* _What is needed_: Of the lines in the entries, how many hold the word "release"? Give that number alone.
== Stored records ==
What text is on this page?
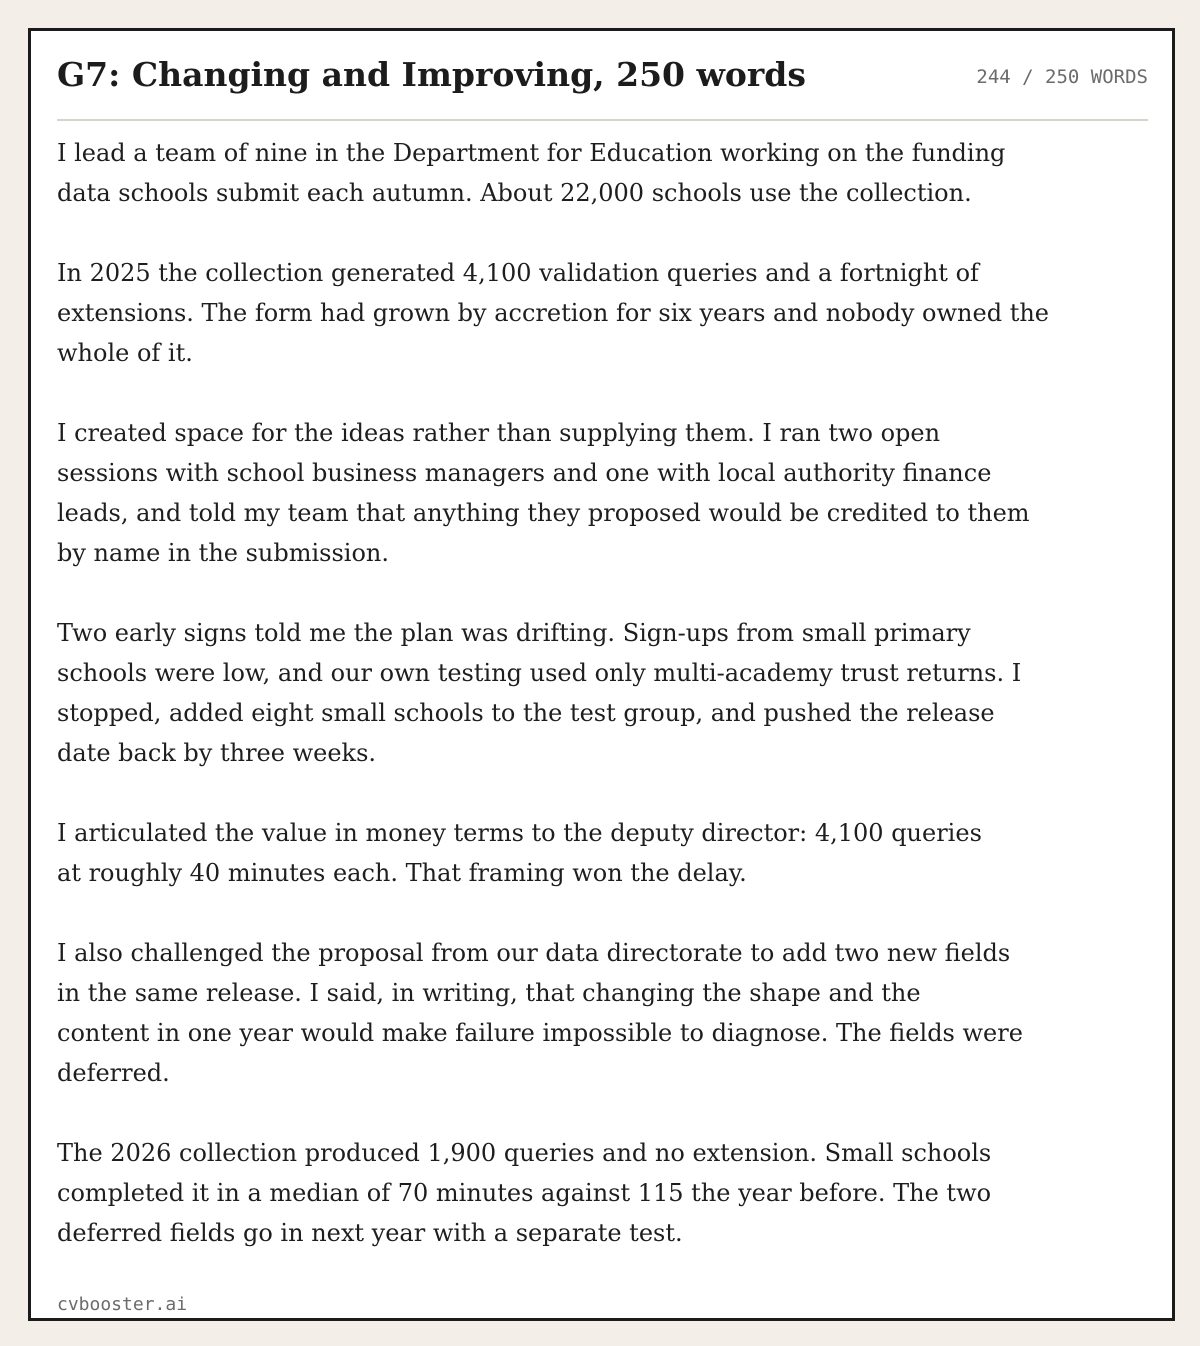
G7: Changing and Improving, 250 words	244 / 250 WORDS

I lead a team of nine in the Department for Education working on the funding
data schools submit each autumn. About 22,000 schools use the collection.

In 2025 the collection generated 4,100 validation queries and a fortnight of
extensions. The form had grown by accretion for six years and nobody owned the
whole of it.

I created space for the ideas rather than supplying them. I ran two open
sessions with school business managers and one with local authority finance
leads, and told my team that anything they proposed would be credited to them
by name in the submission.

Two early signs told me the plan was drifting. Sign-ups from small primary
schools were low, and our own testing used only multi-academy trust returns. I
stopped, added eight small schools to the test group, and pushed the release
date back by three weeks.

I articulated the value in money terms to the deputy director: 4,100 queries
at roughly 40 minutes each. That framing won the delay.

I also challenged the proposal from our data directorate to add two new fields
in the same release. I said, in writing, that changing the shape and the
content in one year would make failure impossible to diagnose. The fields were
deferred.

The 2026 collection produced 1,900 queries and no extension. Small schools
completed it in a median of 70 minutes against 115 the year before. The two
deferred fields go in next year with a separate test.

cvbooster.ai
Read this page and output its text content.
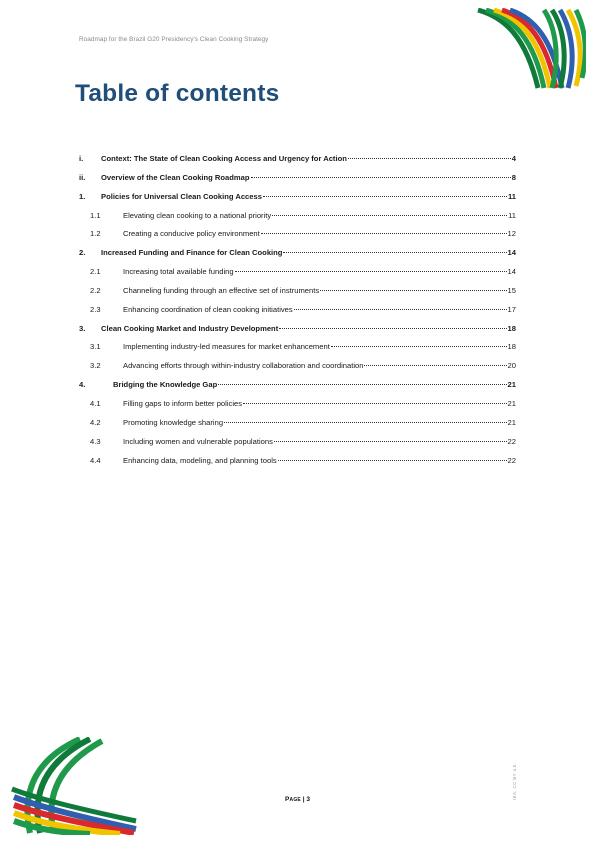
Roadmap for the Brazil G20 Presidency's Clean Cooking Strategy
Table of contents
i.	Context: The State of Clean Cooking Access and Urgency for Action	4
ii.	Overview of the Clean Cooking Roadmap	8
1.	Policies for Universal Clean Cooking Access	11
1.1	Elevating clean cooking to a national priority	11
1.2	Creating a conducive policy environment	12
2.	Increased Funding and Finance for Clean Cooking	14
2.1	Increasing total available funding	14
2.2	Channeling funding through an effective set of instruments	15
2.3	Enhancing coordination of clean cooking initiatives	17
3.	Clean Cooking Market and Industry Development	18
3.1	Implementing industry-led measures for market enhancement	18
3.2	Advancing efforts through within-industry collaboration and coordination	20
4.	Bridging the Knowledge Gap	21
4.1	Filling gaps to inform better policies	21
4.2	Promoting knowledge sharing	21
4.3	Including women and vulnerable populations	22
4.4	Enhancing data, modeling, and planning tools	22
Page | 3	IEA. CC BY 4.0.
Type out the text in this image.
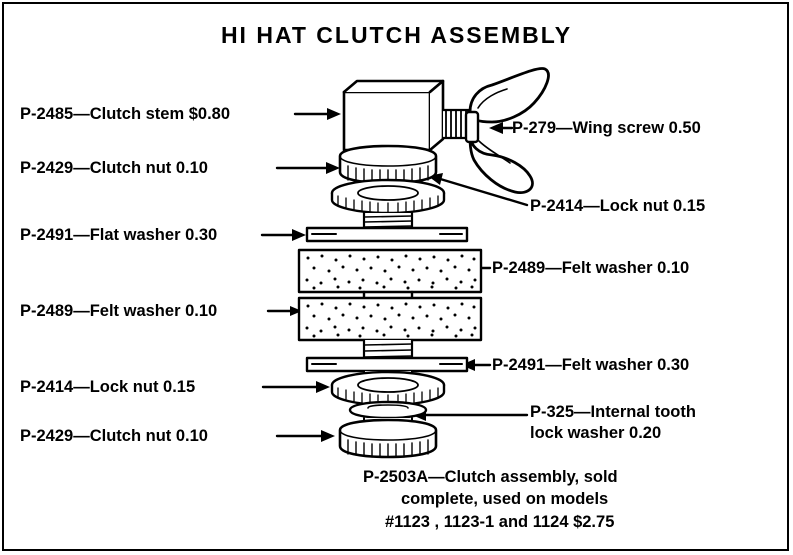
HI HAT CLUTCH ASSEMBLY
P-2485—Clutch stem $0.80
P-2429—Clutch nut 0.10
P-2491—Flat washer 0.30
P-2489—Felt washer 0.10
P-2414—Lock nut 0.15
P-2429—Clutch nut 0.10
P-279—Wing screw 0.50
P-2414—Lock nut 0.15
P-2489—Felt washer 0.10
P-2491—Felt washer 0.30
P-325—Internal tooth
lock washer 0.20
P-2503A—Clutch assembly, sold
complete, used on models
#1123 , 1123-1 and 1124 $2.75
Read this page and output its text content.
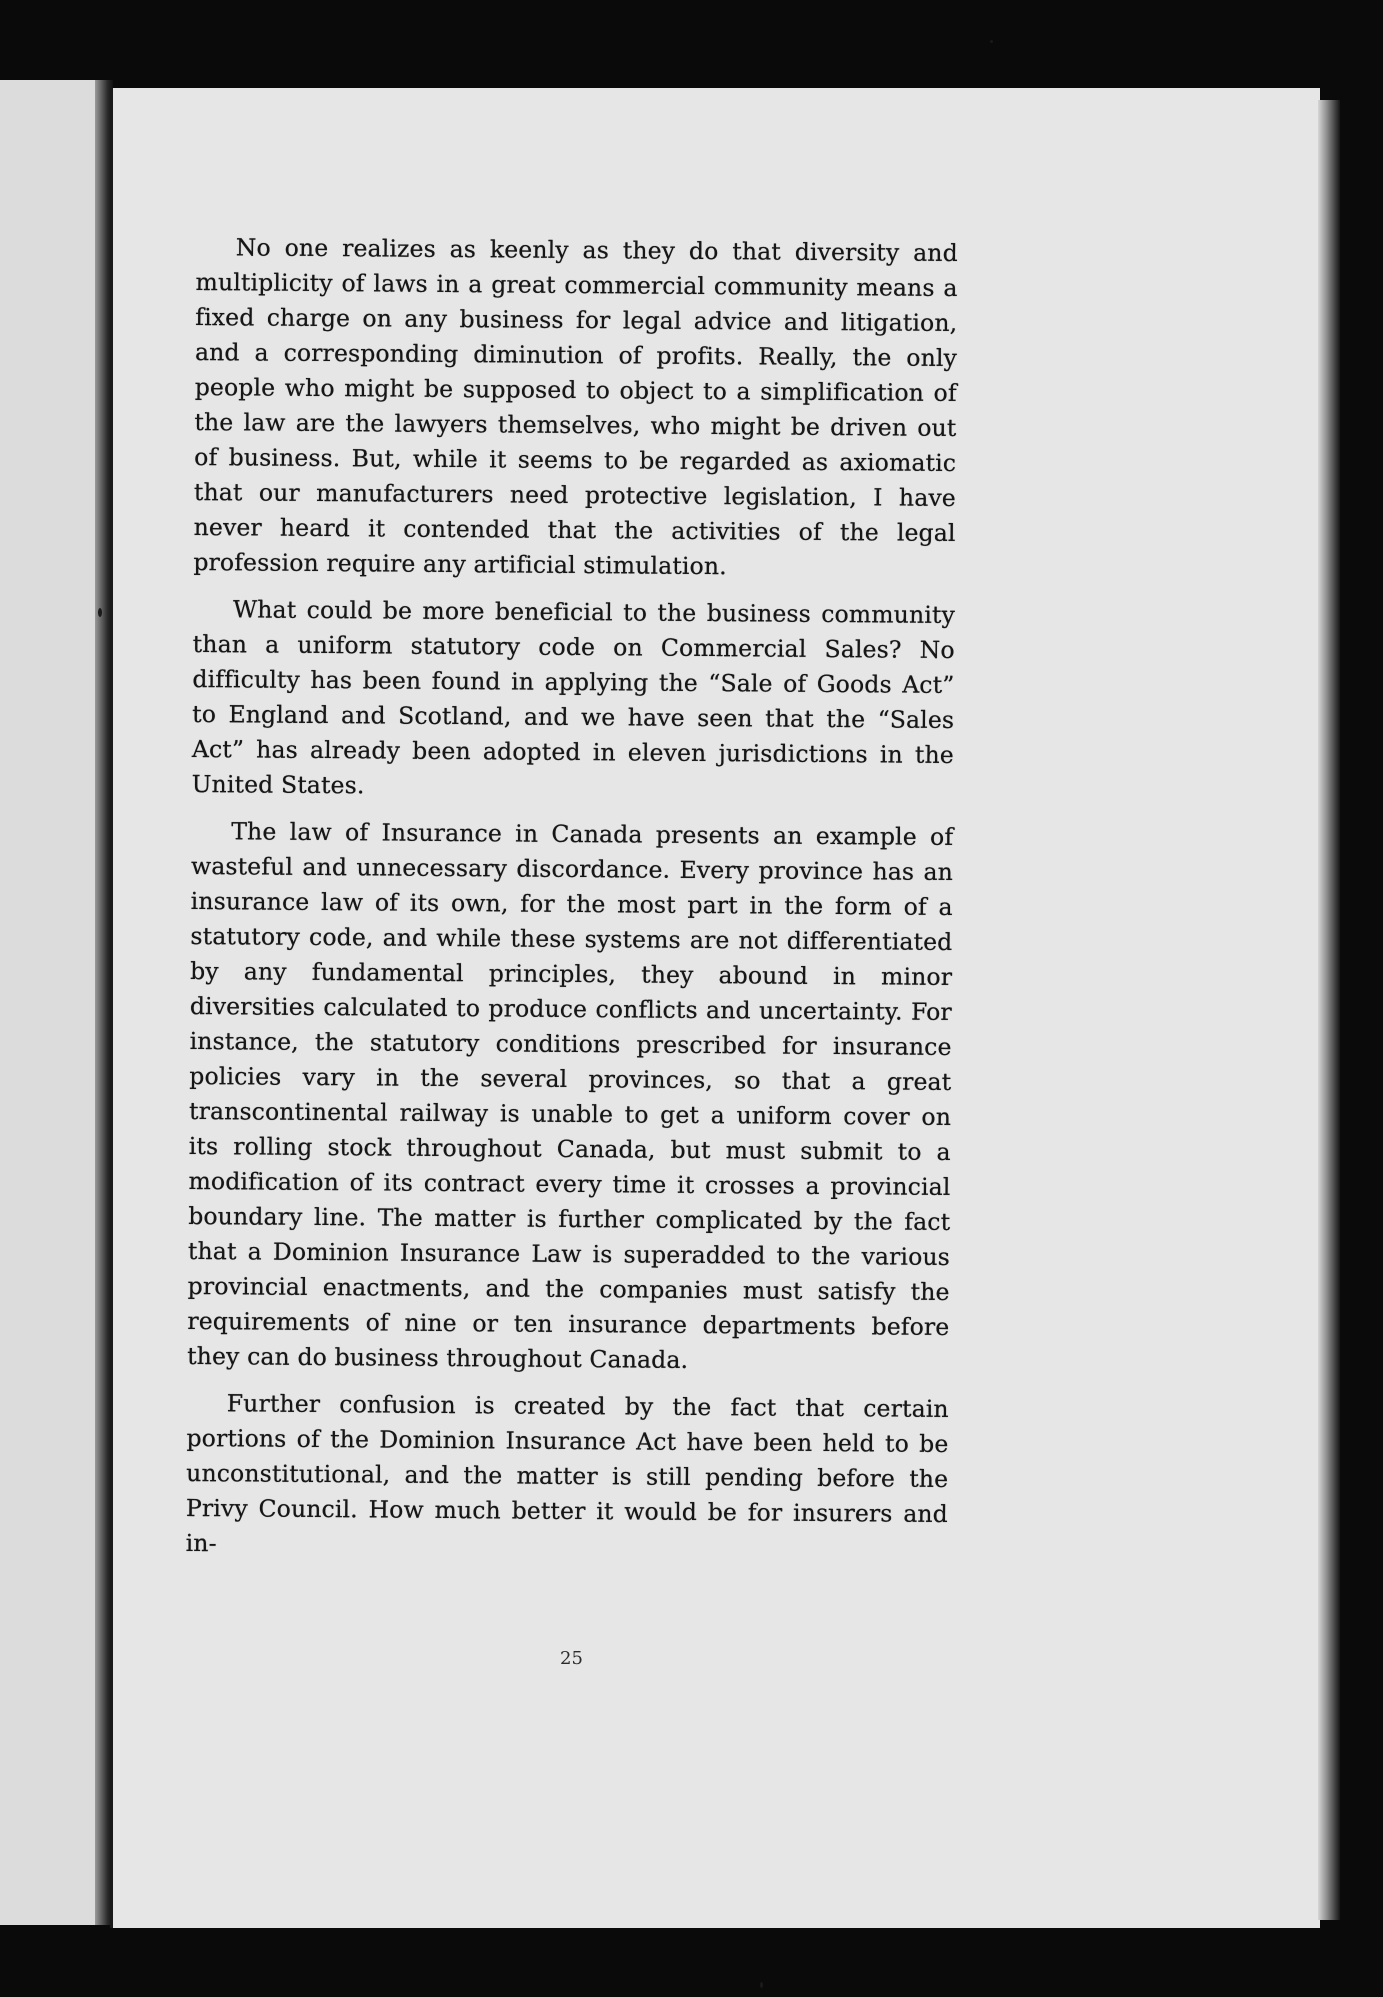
No one realizes as keenly as they do that diversity and multiplicity of laws in a great commercial community means a fixed charge on any business for legal advice and litigation, and a corresponding diminution of profits. Really, the only people who might be supposed to object to a simplification of the law are the lawyers themselves, who might be driven out of business. But, while it seems to be regarded as axiomatic that our manufacturers need protective legislation, I have never heard it contended that the activities of the legal profession require any artificial stimulation.

What could be more beneficial to the business community than a uniform statutory code on Commercial Sales? No difficulty has been found in applying the “Sale of Goods Act” to England and Scotland, and we have seen that the “Sales Act” has already been adopted in eleven jurisdictions in the United States.

The law of Insurance in Canada presents an example of wasteful and unnecessary discordance. Every province has an insurance law of its own, for the most part in the form of a statutory code, and while these systems are not differentiated by any fundamental principles, they abound in minor diversities calculated to produce conflicts and uncertainty. For instance, the statutory conditions prescribed for insurance policies vary in the several provinces, so that a great transcontinental railway is unable to get a uniform cover on its rolling stock throughout Canada, but must submit to a modification of its contract every time it crosses a provincial boundary line. The matter is further complicated by the fact that a Dominion Insurance Law is superadded to the various provincial enactments, and the companies must satisfy the requirements of nine or ten insurance departments before they can do business throughout Canada.

Further confusion is created by the fact that certain portions of the Dominion Insurance Act have been held to be unconstitutional, and the matter is still pending before the Privy Council. How much better it would be for insurers and in-

25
===
* _Answer_: 2